Stated problem = Without further comment, state how many lines in the listing below contain the word "Structures".

Rows =
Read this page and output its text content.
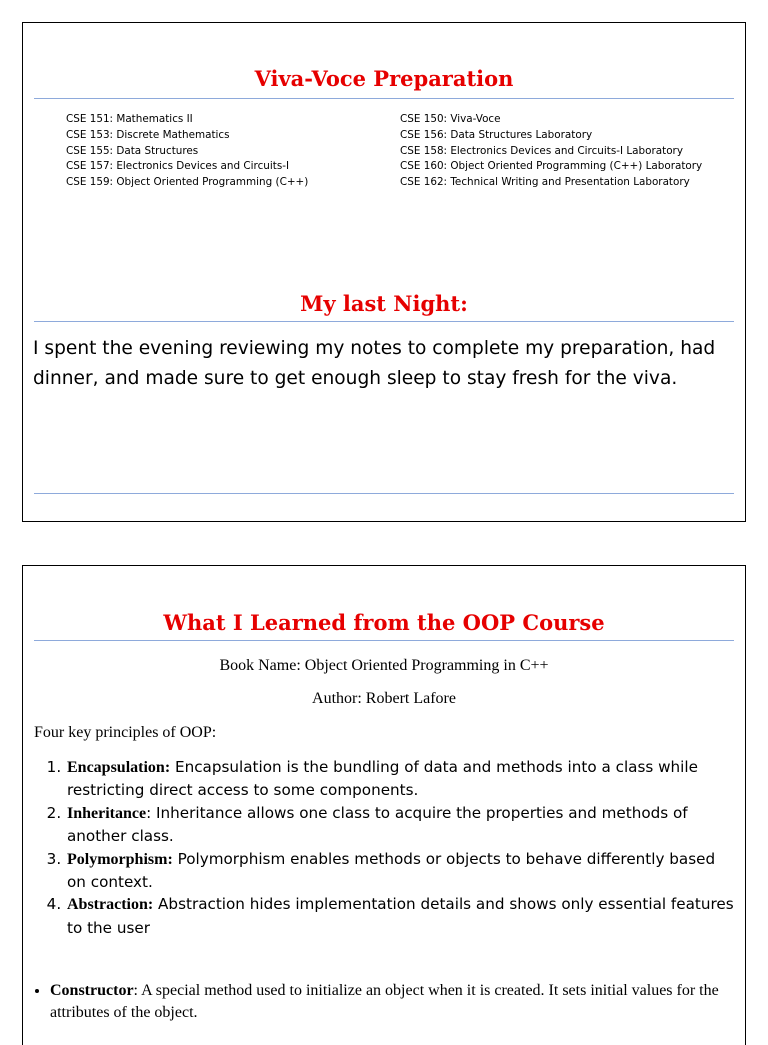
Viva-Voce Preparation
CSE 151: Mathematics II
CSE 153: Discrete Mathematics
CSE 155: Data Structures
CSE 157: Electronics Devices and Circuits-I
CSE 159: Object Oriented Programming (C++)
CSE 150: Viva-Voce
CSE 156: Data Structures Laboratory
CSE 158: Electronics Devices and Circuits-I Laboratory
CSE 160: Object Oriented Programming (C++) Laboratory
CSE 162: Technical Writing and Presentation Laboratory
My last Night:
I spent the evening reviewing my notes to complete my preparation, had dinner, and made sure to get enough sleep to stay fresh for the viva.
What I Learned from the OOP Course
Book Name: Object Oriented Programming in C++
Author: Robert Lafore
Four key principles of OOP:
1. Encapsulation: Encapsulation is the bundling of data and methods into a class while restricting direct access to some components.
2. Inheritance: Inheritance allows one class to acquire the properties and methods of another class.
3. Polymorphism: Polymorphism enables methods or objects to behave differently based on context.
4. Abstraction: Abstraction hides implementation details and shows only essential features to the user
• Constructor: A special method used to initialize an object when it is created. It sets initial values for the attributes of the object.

...

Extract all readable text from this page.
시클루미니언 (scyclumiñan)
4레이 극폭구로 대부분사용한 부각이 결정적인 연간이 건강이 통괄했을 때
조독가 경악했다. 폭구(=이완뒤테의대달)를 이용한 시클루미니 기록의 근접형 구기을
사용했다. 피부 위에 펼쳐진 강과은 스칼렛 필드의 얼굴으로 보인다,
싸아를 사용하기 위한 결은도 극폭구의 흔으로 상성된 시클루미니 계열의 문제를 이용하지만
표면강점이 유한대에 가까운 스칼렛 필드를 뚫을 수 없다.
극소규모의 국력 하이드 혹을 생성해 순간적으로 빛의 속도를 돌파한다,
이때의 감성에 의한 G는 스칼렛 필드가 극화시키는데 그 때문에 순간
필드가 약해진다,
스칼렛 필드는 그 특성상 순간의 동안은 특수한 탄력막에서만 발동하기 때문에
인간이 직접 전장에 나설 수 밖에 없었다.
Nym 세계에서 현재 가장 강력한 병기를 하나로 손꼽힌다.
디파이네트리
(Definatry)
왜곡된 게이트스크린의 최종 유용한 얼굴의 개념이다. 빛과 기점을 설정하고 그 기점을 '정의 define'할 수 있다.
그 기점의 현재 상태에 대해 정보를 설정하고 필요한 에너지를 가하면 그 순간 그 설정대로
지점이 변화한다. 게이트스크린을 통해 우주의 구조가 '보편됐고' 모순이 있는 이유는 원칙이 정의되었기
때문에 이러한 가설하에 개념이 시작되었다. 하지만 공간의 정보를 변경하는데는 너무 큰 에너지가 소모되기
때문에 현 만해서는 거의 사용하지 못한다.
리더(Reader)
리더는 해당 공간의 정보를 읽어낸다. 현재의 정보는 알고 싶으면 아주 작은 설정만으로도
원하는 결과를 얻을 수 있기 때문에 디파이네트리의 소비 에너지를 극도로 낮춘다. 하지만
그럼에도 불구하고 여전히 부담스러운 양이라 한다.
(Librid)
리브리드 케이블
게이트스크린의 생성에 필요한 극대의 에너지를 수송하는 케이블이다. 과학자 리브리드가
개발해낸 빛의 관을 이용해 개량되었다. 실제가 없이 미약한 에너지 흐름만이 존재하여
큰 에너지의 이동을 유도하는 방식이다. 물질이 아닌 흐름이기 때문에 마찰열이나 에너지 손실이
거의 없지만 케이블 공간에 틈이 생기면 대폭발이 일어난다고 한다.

Exercise output = 2